Written task: Within the listing below, locate all lines containing the word "content". Copy each one.

----- Data shown -----

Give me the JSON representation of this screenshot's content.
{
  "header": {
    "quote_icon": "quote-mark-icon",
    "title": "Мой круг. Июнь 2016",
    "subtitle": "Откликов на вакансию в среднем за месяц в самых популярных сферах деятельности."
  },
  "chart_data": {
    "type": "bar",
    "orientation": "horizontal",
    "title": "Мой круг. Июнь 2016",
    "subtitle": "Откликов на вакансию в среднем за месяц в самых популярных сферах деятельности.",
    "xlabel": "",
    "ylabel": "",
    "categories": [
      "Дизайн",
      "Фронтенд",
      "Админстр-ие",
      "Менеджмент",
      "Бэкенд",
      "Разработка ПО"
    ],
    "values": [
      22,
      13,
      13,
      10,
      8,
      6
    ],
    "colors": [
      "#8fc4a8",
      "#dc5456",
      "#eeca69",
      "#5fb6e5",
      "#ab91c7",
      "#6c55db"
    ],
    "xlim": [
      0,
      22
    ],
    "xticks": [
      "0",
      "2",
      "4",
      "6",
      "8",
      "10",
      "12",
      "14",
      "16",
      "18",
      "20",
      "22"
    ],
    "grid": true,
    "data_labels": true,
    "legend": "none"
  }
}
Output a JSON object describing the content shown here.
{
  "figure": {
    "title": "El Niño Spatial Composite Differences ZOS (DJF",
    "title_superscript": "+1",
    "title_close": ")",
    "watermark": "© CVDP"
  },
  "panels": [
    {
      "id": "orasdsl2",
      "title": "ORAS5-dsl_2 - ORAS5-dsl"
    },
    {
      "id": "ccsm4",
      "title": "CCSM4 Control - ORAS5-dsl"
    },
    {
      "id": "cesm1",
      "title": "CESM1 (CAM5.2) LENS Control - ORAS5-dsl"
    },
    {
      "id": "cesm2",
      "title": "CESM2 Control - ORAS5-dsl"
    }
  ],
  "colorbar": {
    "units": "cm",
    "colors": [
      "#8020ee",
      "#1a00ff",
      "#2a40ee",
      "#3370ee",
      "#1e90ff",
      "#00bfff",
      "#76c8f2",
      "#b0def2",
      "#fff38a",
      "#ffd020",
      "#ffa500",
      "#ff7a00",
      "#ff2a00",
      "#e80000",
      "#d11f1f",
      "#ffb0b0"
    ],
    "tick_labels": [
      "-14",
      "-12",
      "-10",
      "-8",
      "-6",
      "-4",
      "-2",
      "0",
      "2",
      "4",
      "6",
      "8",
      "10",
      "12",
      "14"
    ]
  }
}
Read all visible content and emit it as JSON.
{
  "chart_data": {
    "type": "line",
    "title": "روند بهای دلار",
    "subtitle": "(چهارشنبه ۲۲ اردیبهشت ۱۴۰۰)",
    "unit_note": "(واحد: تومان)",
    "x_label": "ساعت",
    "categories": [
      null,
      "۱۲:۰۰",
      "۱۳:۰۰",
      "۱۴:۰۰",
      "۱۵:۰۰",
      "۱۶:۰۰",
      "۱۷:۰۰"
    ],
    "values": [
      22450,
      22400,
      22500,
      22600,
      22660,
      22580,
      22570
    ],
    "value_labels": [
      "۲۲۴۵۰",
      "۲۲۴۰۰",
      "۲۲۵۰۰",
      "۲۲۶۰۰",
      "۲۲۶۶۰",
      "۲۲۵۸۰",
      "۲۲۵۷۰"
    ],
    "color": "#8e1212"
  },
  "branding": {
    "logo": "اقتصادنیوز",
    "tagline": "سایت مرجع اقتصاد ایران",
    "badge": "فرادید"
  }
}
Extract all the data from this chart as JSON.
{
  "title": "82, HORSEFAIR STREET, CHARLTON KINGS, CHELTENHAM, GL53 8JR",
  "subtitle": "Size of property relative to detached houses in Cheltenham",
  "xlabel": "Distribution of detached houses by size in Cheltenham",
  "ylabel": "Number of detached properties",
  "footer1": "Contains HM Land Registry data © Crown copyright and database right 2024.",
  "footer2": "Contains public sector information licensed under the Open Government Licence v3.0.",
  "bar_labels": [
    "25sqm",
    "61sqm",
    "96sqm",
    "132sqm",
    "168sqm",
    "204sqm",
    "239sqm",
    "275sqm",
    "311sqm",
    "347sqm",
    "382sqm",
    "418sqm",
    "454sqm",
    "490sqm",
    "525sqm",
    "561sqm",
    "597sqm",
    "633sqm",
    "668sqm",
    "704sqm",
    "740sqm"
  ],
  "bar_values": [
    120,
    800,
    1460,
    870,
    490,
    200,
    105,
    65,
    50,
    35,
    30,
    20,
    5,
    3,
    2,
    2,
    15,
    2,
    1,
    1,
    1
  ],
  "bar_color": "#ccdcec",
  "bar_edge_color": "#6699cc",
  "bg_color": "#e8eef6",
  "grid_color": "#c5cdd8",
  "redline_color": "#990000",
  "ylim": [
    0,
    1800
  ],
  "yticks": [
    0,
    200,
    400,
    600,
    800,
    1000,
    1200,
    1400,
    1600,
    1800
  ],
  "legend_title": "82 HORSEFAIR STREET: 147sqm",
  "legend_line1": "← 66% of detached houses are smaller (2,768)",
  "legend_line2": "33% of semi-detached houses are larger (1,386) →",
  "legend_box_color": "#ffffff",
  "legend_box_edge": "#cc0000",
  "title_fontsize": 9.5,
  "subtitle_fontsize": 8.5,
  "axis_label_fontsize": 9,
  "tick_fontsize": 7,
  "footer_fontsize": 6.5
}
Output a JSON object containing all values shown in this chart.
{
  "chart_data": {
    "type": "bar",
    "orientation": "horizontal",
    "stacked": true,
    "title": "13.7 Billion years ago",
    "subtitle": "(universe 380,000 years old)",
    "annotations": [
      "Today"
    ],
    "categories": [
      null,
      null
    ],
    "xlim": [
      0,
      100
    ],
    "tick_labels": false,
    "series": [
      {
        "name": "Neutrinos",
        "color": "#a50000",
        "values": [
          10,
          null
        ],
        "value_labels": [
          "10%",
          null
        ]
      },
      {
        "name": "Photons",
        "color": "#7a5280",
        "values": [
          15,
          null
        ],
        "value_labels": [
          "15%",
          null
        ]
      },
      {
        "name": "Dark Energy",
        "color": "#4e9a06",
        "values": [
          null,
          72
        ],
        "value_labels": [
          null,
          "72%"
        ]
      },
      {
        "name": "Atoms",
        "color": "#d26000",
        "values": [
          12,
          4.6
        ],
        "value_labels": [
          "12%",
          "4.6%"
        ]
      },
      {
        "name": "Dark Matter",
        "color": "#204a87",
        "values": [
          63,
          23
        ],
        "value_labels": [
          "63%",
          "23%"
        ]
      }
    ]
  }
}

-----

Expected answer:
Give me the JSON representation of this screenshot's content.
Output a JSON object describing the content shown here.
Read all visible content and emit it as JSON.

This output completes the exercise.